SHORT EXERCISE. Restate all the material verbatim, except for the pictures.
[begin DATA TO USE]
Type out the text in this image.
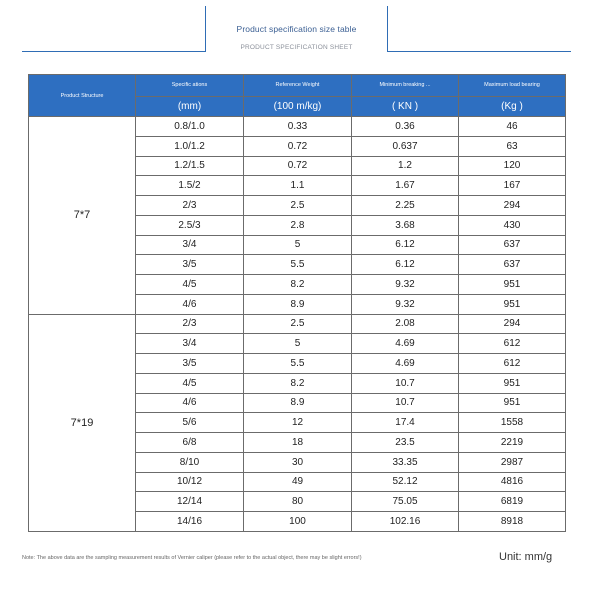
Product specification size table
PRODUCT SPECIFICATION SHEET
Product Structure	Specific ations	Reference Weight	Minimum breaking ...	Maximum load bearing
	(mm)	(100 m/kg)	( KN )	(Kg )
7*7	0.8/1.0	0.33	0.36	46
	1.0/1.2	0.72	0.637	63
	1.2/1.5	0.72	1.2	120
	1.5/2	1.1	1.67	167
	2/3	2.5	2.25	294
	2.5/3	2.8	3.68	430
	3/4	5	6.12	637
	3/5	5.5	6.12	637
	4/5	8.2	9.32	951
	4/6	8.9	9.32	951
7*19	2/3	2.5	2.08	294
	3/4	5	4.69	612
	3/5	5.5	4.69	612
	4/5	8.2	10.7	951
	4/6	8.9	10.7	951
	5/6	12	17.4	1558
	6/8	18	23.5	2219
	8/10	30	33.35	2987
	10/12	49	52.12	4816
	12/14	80	75.05	6819
	14/16	100	102.16	8918
Note: The above data are the sampling measurement results of Vernier caliper (please refer to the actual object, there may be slight errors!)	Unit: mm/g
[end DATA TO USE]
WRITTEN RESPONSE.
Type out the text in this image.
Product specification size table
PRODUCT SPECIFICATION SHEET
Product Structure	Specific ations	Reference Weight	Minimum breaking ...	Maximum load bearing
	(mm)	(100 m/kg)	( KN )	(Kg )
7*7	0.8/1.0	0.33	0.36	46
	1.0/1.2	0.72	0.637	63
	1.2/1.5	0.72	1.2	120
	1.5/2	1.1	1.67	167
	2/3	2.5	2.25	294
	2.5/3	2.8	3.68	430
	3/4	5	6.12	637
	3/5	5.5	6.12	637
	4/5	8.2	9.32	951
	4/6	8.9	9.32	951
7*19	2/3	2.5	2.08	294
	3/4	5	4.69	612
	3/5	5.5	4.69	612
	4/5	8.2	10.7	951
	4/6	8.9	10.7	951
	5/6	12	17.4	1558
	6/8	18	23.5	2219
	8/10	30	33.35	2987
	10/12	49	52.12	4816
	12/14	80	75.05	6819
	14/16	100	102.16	8918
Note: The above data are the sampling measurement results of Vernier caliper (please refer to the actual object, there may be slight errors!)	Unit: mm/g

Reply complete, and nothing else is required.